====== DATA SECTION

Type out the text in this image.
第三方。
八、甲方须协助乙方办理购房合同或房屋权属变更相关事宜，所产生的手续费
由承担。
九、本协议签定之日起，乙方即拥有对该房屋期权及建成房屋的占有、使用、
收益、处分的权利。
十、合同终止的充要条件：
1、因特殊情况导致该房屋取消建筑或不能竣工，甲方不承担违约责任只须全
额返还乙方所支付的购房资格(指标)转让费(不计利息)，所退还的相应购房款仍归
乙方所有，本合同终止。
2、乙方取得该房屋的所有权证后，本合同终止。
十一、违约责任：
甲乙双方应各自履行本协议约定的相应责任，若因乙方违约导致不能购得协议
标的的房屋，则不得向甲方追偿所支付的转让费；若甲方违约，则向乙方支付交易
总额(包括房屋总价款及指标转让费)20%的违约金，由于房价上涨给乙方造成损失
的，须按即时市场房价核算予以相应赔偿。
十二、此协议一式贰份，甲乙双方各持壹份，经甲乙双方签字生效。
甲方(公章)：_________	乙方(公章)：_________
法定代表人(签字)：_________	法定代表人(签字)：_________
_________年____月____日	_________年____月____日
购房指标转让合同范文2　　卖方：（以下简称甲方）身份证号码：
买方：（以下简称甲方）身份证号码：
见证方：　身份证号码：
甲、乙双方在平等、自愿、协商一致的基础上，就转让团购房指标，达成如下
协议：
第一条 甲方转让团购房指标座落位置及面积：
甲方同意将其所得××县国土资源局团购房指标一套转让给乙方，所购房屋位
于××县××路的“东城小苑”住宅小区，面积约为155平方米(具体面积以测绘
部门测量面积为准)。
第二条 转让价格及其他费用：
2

============

## AIM
Reproduce each record exactly, leaving nothing out.

## SOLUTION FOR THIS PROBLEM
Type out the text in this image.
第三方。
八、甲方须协助乙方办理购房合同或房屋权属变更相关事宜，所产生的手续费
由承担。
九、本协议签定之日起，乙方即拥有对该房屋期权及建成房屋的占有、使用、
收益、处分的权利。
十、合同终止的充要条件：
1、因特殊情况导致该房屋取消建筑或不能竣工，甲方不承担违约责任只须全
额返还乙方所支付的购房资格(指标)转让费(不计利息)，所退还的相应购房款仍归
乙方所有，本合同终止。
2、乙方取得该房屋的所有权证后，本合同终止。
十一、违约责任：
甲乙双方应各自履行本协议约定的相应责任，若因乙方违约导致不能购得协议
标的的房屋，则不得向甲方追偿所支付的转让费；若甲方违约，则向乙方支付交易
总额(包括房屋总价款及指标转让费)20%的违约金，由于房价上涨给乙方造成损失
的，须按即时市场房价核算予以相应赔偿。
十二、此协议一式贰份，甲乙双方各持壹份，经甲乙双方签字生效。
甲方(公章)：_________	乙方(公章)：_________
法定代表人(签字)：_________	法定代表人(签字)：_________
_________年____月____日	_________年____月____日
购房指标转让合同范文2　　卖方：（以下简称甲方）身份证号码：
买方：（以下简称甲方）身份证号码：
见证方：　身份证号码：
甲、乙双方在平等、自愿、协商一致的基础上，就转让团购房指标，达成如下
协议：
第一条 甲方转让团购房指标座落位置及面积：
甲方同意将其所得××县国土资源局团购房指标一套转让给乙方，所购房屋位
于××县××路的“东城小苑”住宅小区，面积约为155平方米(具体面积以测绘
部门测量面积为准)。
第二条 转让价格及其他费用：
2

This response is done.